• [Exercise prompt] Collect every line that includes the string "this".

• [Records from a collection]
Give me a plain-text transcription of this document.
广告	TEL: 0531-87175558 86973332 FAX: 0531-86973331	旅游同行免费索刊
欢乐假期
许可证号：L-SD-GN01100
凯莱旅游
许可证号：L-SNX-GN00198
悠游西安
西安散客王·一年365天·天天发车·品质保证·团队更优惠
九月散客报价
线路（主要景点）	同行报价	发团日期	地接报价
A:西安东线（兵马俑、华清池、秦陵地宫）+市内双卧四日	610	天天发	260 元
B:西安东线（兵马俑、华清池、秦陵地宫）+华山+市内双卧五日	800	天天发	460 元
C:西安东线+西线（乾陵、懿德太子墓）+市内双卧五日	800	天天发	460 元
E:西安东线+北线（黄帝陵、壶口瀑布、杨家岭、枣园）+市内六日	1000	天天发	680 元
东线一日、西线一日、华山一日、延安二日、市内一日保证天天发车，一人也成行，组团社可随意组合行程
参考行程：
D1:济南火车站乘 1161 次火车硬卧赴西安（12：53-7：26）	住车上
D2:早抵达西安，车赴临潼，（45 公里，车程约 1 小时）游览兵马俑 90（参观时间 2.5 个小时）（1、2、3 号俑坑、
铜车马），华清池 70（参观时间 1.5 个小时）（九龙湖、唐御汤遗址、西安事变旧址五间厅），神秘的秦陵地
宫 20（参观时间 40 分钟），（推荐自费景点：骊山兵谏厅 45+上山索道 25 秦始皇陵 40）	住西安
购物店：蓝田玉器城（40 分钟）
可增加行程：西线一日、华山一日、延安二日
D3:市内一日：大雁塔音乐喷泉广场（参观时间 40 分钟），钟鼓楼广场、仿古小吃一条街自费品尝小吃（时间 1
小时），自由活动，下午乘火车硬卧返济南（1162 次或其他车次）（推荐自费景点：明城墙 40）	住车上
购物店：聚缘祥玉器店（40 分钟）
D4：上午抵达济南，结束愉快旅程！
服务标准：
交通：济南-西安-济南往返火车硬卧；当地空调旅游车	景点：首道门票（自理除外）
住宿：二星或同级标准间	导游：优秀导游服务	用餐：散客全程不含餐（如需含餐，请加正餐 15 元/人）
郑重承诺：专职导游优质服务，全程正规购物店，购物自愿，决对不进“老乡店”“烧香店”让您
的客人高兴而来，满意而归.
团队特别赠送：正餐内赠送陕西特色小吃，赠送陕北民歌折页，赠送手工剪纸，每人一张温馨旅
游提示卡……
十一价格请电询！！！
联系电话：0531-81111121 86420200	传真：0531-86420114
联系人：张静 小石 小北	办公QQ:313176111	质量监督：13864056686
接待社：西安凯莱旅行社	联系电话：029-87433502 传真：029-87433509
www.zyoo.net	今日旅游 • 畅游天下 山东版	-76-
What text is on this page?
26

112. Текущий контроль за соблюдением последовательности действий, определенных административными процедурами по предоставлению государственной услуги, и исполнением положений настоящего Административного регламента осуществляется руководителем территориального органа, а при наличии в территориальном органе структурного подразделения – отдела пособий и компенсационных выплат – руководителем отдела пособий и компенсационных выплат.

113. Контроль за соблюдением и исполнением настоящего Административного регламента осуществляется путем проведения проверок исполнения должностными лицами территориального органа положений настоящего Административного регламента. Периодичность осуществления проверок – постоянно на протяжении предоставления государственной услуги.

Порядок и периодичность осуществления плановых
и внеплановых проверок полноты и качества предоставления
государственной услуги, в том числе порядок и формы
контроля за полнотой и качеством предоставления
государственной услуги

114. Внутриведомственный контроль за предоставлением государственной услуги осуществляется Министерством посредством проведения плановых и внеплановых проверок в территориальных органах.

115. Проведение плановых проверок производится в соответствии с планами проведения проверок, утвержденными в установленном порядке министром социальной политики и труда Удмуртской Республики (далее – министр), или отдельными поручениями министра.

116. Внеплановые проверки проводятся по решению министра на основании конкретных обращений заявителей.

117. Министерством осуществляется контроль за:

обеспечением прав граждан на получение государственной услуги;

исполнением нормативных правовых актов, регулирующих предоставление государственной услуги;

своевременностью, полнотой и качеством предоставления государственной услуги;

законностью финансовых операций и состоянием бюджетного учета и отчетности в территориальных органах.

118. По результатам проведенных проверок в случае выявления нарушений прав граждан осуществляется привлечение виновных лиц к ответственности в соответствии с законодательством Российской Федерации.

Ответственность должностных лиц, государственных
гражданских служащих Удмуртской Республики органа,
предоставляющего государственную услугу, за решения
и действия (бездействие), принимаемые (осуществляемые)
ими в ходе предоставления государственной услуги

• [Response to the exercise]
Give me a plain-text transcription of this document.
What text is on this page?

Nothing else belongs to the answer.